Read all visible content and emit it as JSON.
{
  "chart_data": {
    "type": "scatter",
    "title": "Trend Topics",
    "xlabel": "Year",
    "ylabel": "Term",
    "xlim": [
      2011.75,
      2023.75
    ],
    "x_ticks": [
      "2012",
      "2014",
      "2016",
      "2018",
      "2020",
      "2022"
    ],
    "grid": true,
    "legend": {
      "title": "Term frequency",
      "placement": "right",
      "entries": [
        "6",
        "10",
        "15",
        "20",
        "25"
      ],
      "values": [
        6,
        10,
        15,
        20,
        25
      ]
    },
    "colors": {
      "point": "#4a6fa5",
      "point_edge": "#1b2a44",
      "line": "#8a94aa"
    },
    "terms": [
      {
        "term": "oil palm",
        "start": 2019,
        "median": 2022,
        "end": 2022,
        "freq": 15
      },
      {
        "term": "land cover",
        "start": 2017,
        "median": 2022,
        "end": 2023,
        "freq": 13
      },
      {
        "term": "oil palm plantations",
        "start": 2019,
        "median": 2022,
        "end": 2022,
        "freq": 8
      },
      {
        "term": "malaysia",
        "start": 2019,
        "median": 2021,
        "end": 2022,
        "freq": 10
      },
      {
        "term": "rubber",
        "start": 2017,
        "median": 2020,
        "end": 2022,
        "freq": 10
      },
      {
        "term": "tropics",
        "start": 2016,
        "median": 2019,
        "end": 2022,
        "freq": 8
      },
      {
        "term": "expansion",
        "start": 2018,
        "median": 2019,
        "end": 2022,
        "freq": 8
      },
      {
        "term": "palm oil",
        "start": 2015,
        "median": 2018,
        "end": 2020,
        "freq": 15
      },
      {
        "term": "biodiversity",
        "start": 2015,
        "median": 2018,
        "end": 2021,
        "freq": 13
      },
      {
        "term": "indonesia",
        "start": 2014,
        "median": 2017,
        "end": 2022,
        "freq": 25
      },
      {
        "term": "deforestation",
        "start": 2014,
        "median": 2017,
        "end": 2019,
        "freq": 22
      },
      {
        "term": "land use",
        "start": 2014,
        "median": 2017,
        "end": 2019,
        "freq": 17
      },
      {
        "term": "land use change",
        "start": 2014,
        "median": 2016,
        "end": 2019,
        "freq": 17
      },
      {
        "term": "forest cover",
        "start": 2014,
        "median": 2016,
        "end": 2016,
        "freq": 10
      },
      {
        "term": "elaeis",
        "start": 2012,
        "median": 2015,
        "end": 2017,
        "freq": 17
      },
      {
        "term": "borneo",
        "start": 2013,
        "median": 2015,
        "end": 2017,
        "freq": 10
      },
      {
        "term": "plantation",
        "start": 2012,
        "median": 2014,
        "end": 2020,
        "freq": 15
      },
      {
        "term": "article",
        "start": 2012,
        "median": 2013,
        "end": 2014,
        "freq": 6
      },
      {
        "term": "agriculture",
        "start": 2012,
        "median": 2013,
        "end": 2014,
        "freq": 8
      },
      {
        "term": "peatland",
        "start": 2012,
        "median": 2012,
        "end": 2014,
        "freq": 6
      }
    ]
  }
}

** Brief **
Reproduce the records word for word.

** The output **
Read all visible content and emit it as JSON.
{
  "chart_data": {
    "type": "scatter",
    "title": "Trend Topics",
    "xlabel": "Year",
    "ylabel": "Term",
    "xlim": [
      2011.75,
      2023.75
    ],
    "x_ticks": [
      "2012",
      "2014",
      "2016",
      "2018",
      "2020",
      "2022"
    ],
    "grid": true,
    "legend": {
      "title": "Term frequency",
      "placement": "right",
      "entries": [
        "6",
        "10",
        "15",
        "20",
        "25"
      ],
      "values": [
        6,
        10,
        15,
        20,
        25
      ]
    },
    "colors": {
      "point": "#4a6fa5",
      "point_edge": "#1b2a44",
      "line": "#8a94aa"
    },
    "terms": [
      {
        "term": "oil palm",
        "start": 2019,
        "median": 2022,
        "end": 2022,
        "freq": 15
      },
      {
        "term": "land cover",
        "start": 2017,
        "median": 2022,
        "end": 2023,
        "freq": 13
      },
      {
        "term": "oil palm plantations",
        "start": 2019,
        "median": 2022,
        "end": 2022,
        "freq": 8
      },
      {
        "term": "malaysia",
        "start": 2019,
        "median": 2021,
        "end": 2022,
        "freq": 10
      },
      {
        "term": "rubber",
        "start": 2017,
        "median": 2020,
        "end": 2022,
        "freq": 10
      },
      {
        "term": "tropics",
        "start": 2016,
        "median": 2019,
        "end": 2022,
        "freq": 8
      },
      {
        "term": "expansion",
        "start": 2018,
        "median": 2019,
        "end": 2022,
        "freq": 8
      },
      {
        "term": "palm oil",
        "start": 2015,
        "median": 2018,
        "end": 2020,
        "freq": 15
      },
      {
        "term": "biodiversity",
        "start": 2015,
        "median": 2018,
        "end": 2021,
        "freq": 13
      },
      {
        "term": "indonesia",
        "start": 2014,
        "median": 2017,
        "end": 2022,
        "freq": 25
      },
      {
        "term": "deforestation",
        "start": 2014,
        "median": 2017,
        "end": 2019,
        "freq": 22
      },
      {
        "term": "land use",
        "start": 2014,
        "median": 2017,
        "end": 2019,
        "freq": 17
      },
      {
        "term": "land use change",
        "start": 2014,
        "median": 2016,
        "end": 2019,
        "freq": 17
      },
      {
        "term": "forest cover",
        "start": 2014,
        "median": 2016,
        "end": 2016,
        "freq": 10
      },
      {
        "term": "elaeis",
        "start": 2012,
        "median": 2015,
        "end": 2017,
        "freq": 17
      },
      {
        "term": "borneo",
        "start": 2013,
        "median": 2015,
        "end": 2017,
        "freq": 10
      },
      {
        "term": "plantation",
        "start": 2012,
        "median": 2014,
        "end": 2020,
        "freq": 15
      },
      {
        "term": "article",
        "start": 2012,
        "median": 2013,
        "end": 2014,
        "freq": 6
      },
      {
        "term": "agriculture",
        "start": 2012,
        "median": 2013,
        "end": 2014,
        "freq": 8
      },
      {
        "term": "peatland",
        "start": 2012,
        "median": 2012,
        "end": 2014,
        "freq": 6
      }
    ]
  }
}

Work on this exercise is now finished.